What needs to be done - Make an exact copy of all the entries, with the pictures left out.
#### Data rows
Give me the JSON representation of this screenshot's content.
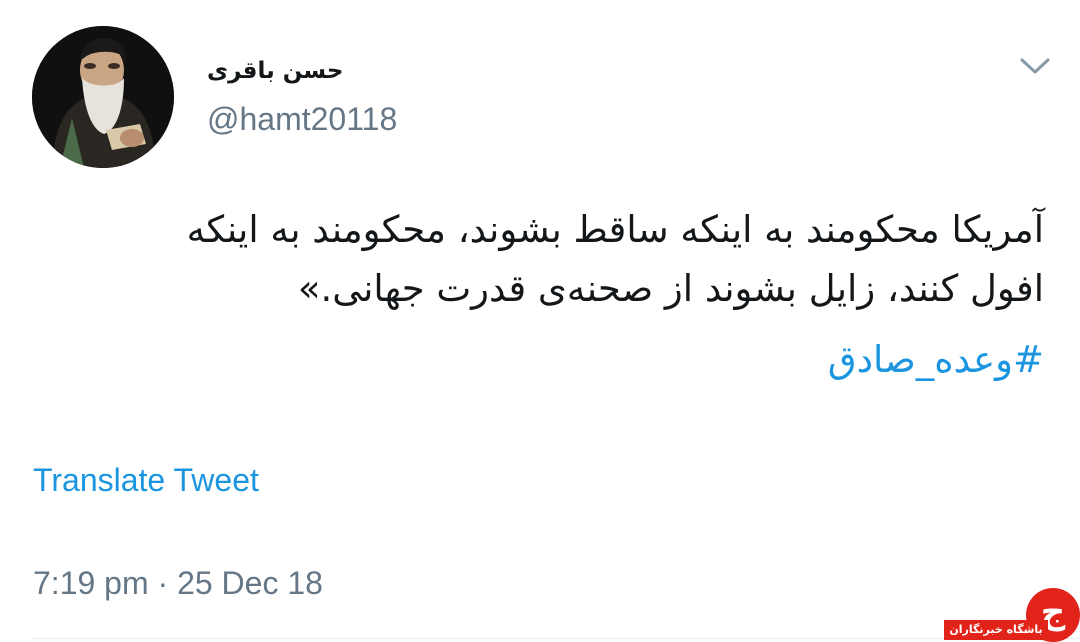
{
  "tweet": {
    "author": {
      "display_name": "حسن  باقری",
      "handle": "@hamt20118",
      "avatar_icon": "profile-photo"
    },
    "menu_icon": "chevron-down-icon",
    "text_lines": [
      "آمریکا محکومند به اینکه ساقط بشوند، محکومند به اینکه",
      "افول کنند، زایل بشوند از صحنه‌ی قدرت جهانی.»"
    ],
    "hashtag": "#وعده_صادق",
    "translate_label": "Translate Tweet",
    "timestamp": "7:19 pm · 25 Dec 18"
  },
  "watermark": {
    "logo_text": "ج",
    "label": "باشگاه خبرنگاران"
  },
  "colors": {
    "link": "#1b95e0",
    "secondary_text": "#657786",
    "primary_text": "#14171a",
    "watermark_red": "#e2231a"
  }
}
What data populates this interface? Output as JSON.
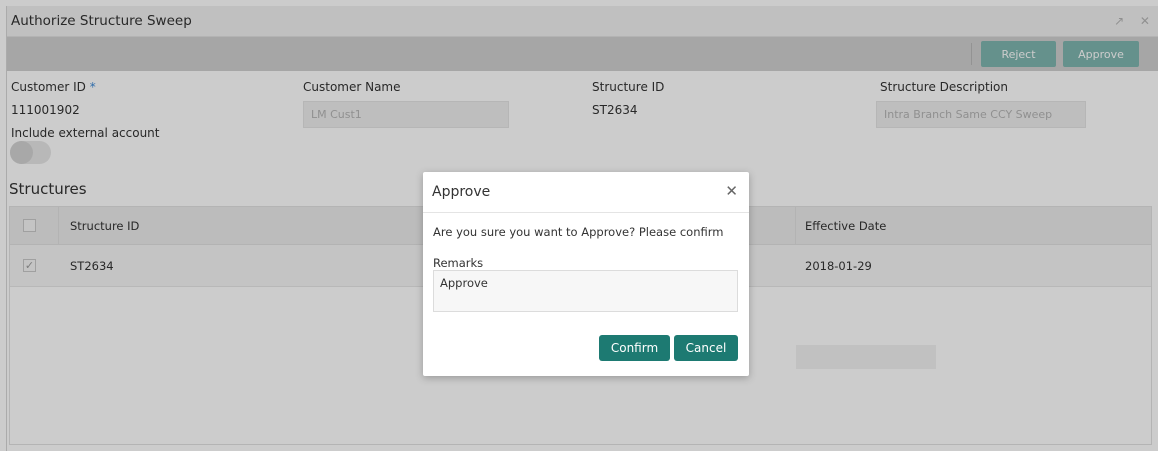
{
  "window": {
    "title": "Authorize Structure Sweep",
    "controls": "↗ ✕"
  },
  "toolbar": {
    "reject_label": "Reject",
    "approve_label": "Approve"
  },
  "form": {
    "customer_id": {
      "label": "Customer ID",
      "required_mark": "*",
      "value": "111001902"
    },
    "customer_name": {
      "label": "Customer Name",
      "value": "LM Cust1"
    },
    "structure_id": {
      "label": "Structure ID",
      "value": "ST2634"
    },
    "structure_description": {
      "label": "Structure Description",
      "value": "Intra Branch Same CCY Sweep"
    },
    "include_external": {
      "label": "Include external account",
      "state": "off"
    }
  },
  "structures": {
    "title": "Structures",
    "columns": [
      "",
      "Structure ID",
      "Effective Date"
    ],
    "rows": [
      {
        "checked": true,
        "check_glyph": "✓",
        "structure_id": "ST2634",
        "effective_date": "2018-01-29"
      }
    ]
  },
  "dialog": {
    "title": "Approve",
    "close_glyph": "✕",
    "message": "Are you sure you want to Approve? Please confirm",
    "remarks_label": "Remarks",
    "remarks_value": "Approve",
    "confirm_label": "Confirm",
    "cancel_label": "Cancel"
  },
  "colors": {
    "accent": "#1d7a72",
    "toolbar_button": "#7fb6b0",
    "required": "#3a87d6"
  }
}
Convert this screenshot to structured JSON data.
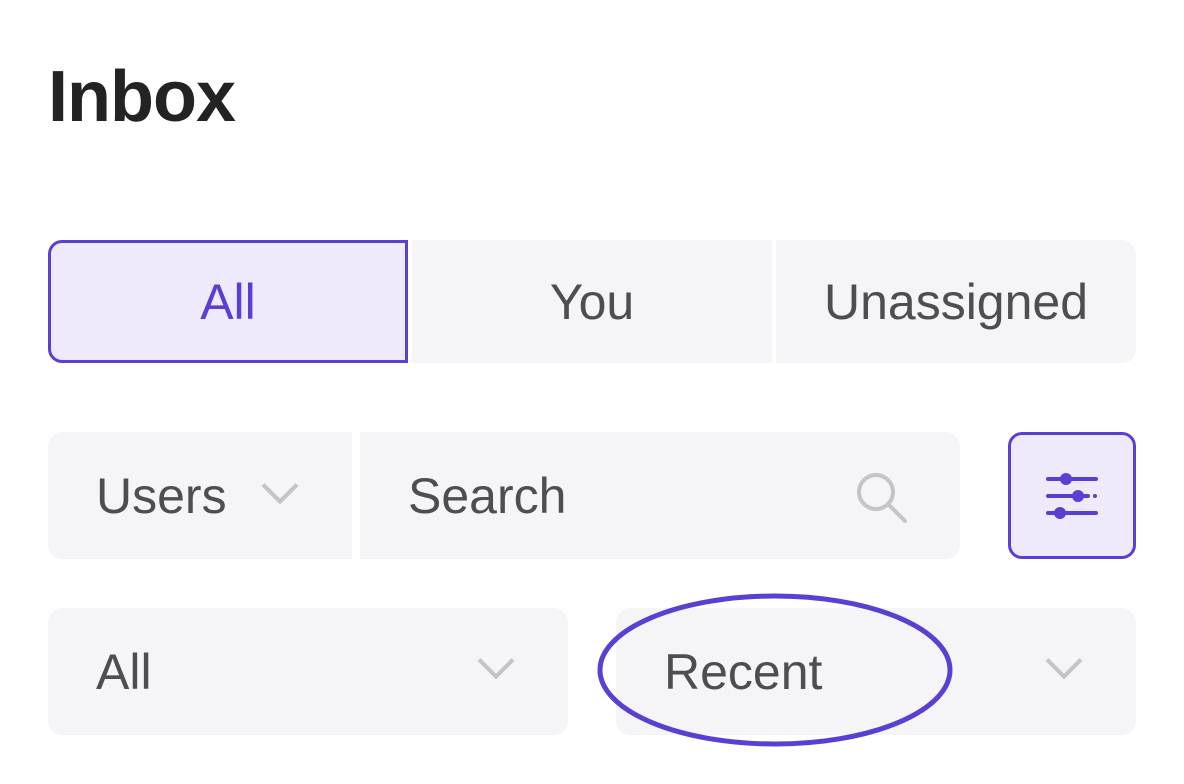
{
  "header": {
    "title": "Inbox"
  },
  "tabs": [
    {
      "label": "All",
      "active": true
    },
    {
      "label": "You",
      "active": false
    },
    {
      "label": "Unassigned",
      "active": false
    }
  ],
  "filters": {
    "users_select": {
      "label": "Users"
    },
    "search": {
      "placeholder": "Search",
      "value": ""
    },
    "status_select": {
      "label": "All"
    },
    "sort_select": {
      "label": "Recent"
    }
  },
  "icons": {
    "search": "search-icon",
    "filter": "sliders-icon",
    "dropdown": "chevron-down-icon"
  },
  "colors": {
    "accent": "#5b3fd3",
    "accent_bg": "#eeeafc",
    "surface": "#f5f5f7",
    "text": "#4d4d52",
    "title": "#232323"
  }
}
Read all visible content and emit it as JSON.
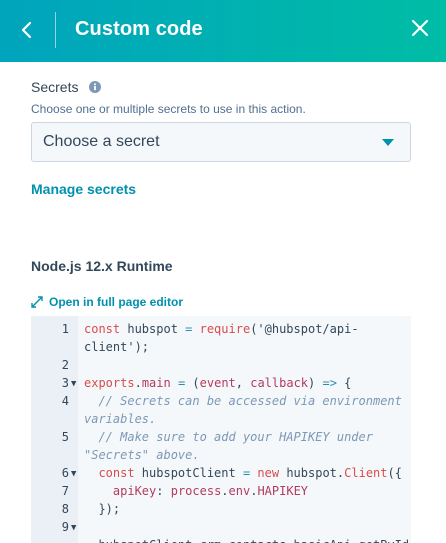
{
  "header": {
    "title": "Custom code"
  },
  "secrets": {
    "label": "Secrets",
    "help_text": "Choose one or multiple secrets to use in this action.",
    "select_value": "Choose a secret",
    "manage_link": "Manage secrets"
  },
  "runtime": {
    "label": "Node.js 12.x Runtime",
    "open_editor_link": "Open in full page editor"
  },
  "editor": {
    "lines": [
      {
        "n": "1",
        "text": "const hubspot = require('@hubspot/api-",
        "fold": ""
      },
      {
        "n": "",
        "text": "client');",
        "fold": ""
      },
      {
        "n": "2",
        "text": "",
        "fold": ""
      },
      {
        "n": "3",
        "text": "exports.main = (event, callback) => {",
        "fold": "▼"
      },
      {
        "n": "4",
        "text": "  // Secrets can be accessed via environment",
        "fold": ""
      },
      {
        "n": "",
        "text": "variables.",
        "fold": ""
      },
      {
        "n": "5",
        "text": "  // Make sure to add your HAPIKEY under",
        "fold": ""
      },
      {
        "n": "",
        "text": "\"Secrets\" above.",
        "fold": ""
      },
      {
        "n": "6",
        "text": "  const hubspotClient = new hubspot.Client({",
        "fold": "▼"
      },
      {
        "n": "7",
        "text": "    apiKey: process.env.HAPIKEY",
        "fold": ""
      },
      {
        "n": "8",
        "text": "  });",
        "fold": ""
      },
      {
        "n": "9",
        "text": "",
        "fold": "▼"
      },
      {
        "n": "",
        "text": "  hubspotClient.crm.contacts.basicApi.getById",
        "fold": ""
      }
    ]
  }
}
########
Expected answer -
Give me the JSON representation of this screenshot's content.
{
  "tweet": {
    "author": {
      "display_name": "حسن  باقری",
      "handle": "@hamt20118",
      "avatar_icon": "profile-photo"
    },
    "menu_icon": "chevron-down-icon",
    "text_lines": [
      "آمریکا محکومند به اینکه ساقط بشوند، محکومند به اینکه",
      "افول کنند، زایل بشوند از صحنه‌ی قدرت جهانی.»"
    ],
    "hashtag": "#وعده_صادق",
    "translate_label": "Translate Tweet",
    "timestamp": "7:19 pm · 25 Dec 18"
  },
  "watermark": {
    "logo_text": "ج",
    "label": "باشگاه خبرنگاران"
  },
  "colors": {
    "link": "#1b95e0",
    "secondary_text": "#657786",
    "primary_text": "#14171a",
    "watermark_red": "#e2231a"
  }
}
What data populates this interface? Output as JSON.
{
  "window": {
    "title": "Authorize Structure Sweep",
    "controls": "↗ ✕"
  },
  "toolbar": {
    "reject_label": "Reject",
    "approve_label": "Approve"
  },
  "form": {
    "customer_id": {
      "label": "Customer ID",
      "required_mark": "*",
      "value": "111001902"
    },
    "customer_name": {
      "label": "Customer Name",
      "value": "LM Cust1"
    },
    "structure_id": {
      "label": "Structure ID",
      "value": "ST2634"
    },
    "structure_description": {
      "label": "Structure Description",
      "value": "Intra Branch Same CCY Sweep"
    },
    "include_external": {
      "label": "Include external account",
      "state": "off"
    }
  },
  "structures": {
    "title": "Structures",
    "columns": [
      "",
      "Structure ID",
      "Effective Date"
    ],
    "rows": [
      {
        "checked": true,
        "check_glyph": "✓",
        "structure_id": "ST2634",
        "effective_date": "2018-01-29"
      }
    ]
  },
  "dialog": {
    "title": "Approve",
    "close_glyph": "✕",
    "message": "Are you sure you want to Approve? Please confirm",
    "remarks_label": "Remarks",
    "remarks_value": "Approve",
    "confirm_label": "Confirm",
    "cancel_label": "Cancel"
  },
  "colors": {
    "accent": "#1d7a72",
    "toolbar_button": "#7fb6b0",
    "required": "#3a87d6"
  }
}
Convert this screenshot to structured JSON data.
{
  "header": {
    "title": "Inbox"
  },
  "tabs": [
    {
      "label": "All",
      "active": true
    },
    {
      "label": "You",
      "active": false
    },
    {
      "label": "Unassigned",
      "active": false
    }
  ],
  "filters": {
    "users_select": {
      "label": "Users"
    },
    "search": {
      "placeholder": "Search",
      "value": ""
    },
    "status_select": {
      "label": "All"
    },
    "sort_select": {
      "label": "Recent"
    }
  },
  "icons": {
    "search": "search-icon",
    "filter": "sliders-icon",
    "dropdown": "chevron-down-icon"
  },
  "colors": {
    "accent": "#5b3fd3",
    "accent_bg": "#eeeafc",
    "surface": "#f5f5f7",
    "text": "#4d4d52",
    "title": "#232323"
  }
}
Read all visible content and emit it as JSON.
{
  "header": {
    "title": "Custom code"
  },
  "secrets": {
    "label": "Secrets",
    "help_text": "Choose one or multiple secrets to use in this action.",
    "select_value": "Choose a secret",
    "manage_link": "Manage secrets"
  },
  "runtime": {
    "label": "Node.js 12.x Runtime",
    "open_editor_link": "Open in full page editor"
  },
  "editor": {
    "lines": [
      {
        "n": "1",
        "text": "const hubspot = require('@hubspot/api-",
        "fold": ""
      },
      {
        "n": "",
        "text": "client');",
        "fold": ""
      },
      {
        "n": "2",
        "text": "",
        "fold": ""
      },
      {
        "n": "3",
        "text": "exports.main = (event, callback) => {",
        "fold": "▼"
      },
      {
        "n": "4",
        "text": "  // Secrets can be accessed via environment",
        "fold": ""
      },
      {
        "n": "",
        "text": "variables.",
        "fold": ""
      },
      {
        "n": "5",
        "text": "  // Make sure to add your HAPIKEY under",
        "fold": ""
      },
      {
        "n": "",
        "text": "\"Secrets\" above.",
        "fold": ""
      },
      {
        "n": "6",
        "text": "  const hubspotClient = new hubspot.Client({",
        "fold": "▼"
      },
      {
        "n": "7",
        "text": "    apiKey: process.env.HAPIKEY",
        "fold": ""
      },
      {
        "n": "8",
        "text": "  });",
        "fold": ""
      },
      {
        "n": "9",
        "text": "",
        "fold": "▼"
      },
      {
        "n": "",
        "text": "  hubspotClient.crm.contacts.basicApi.getById",
        "fold": ""
      }
    ]
  }
}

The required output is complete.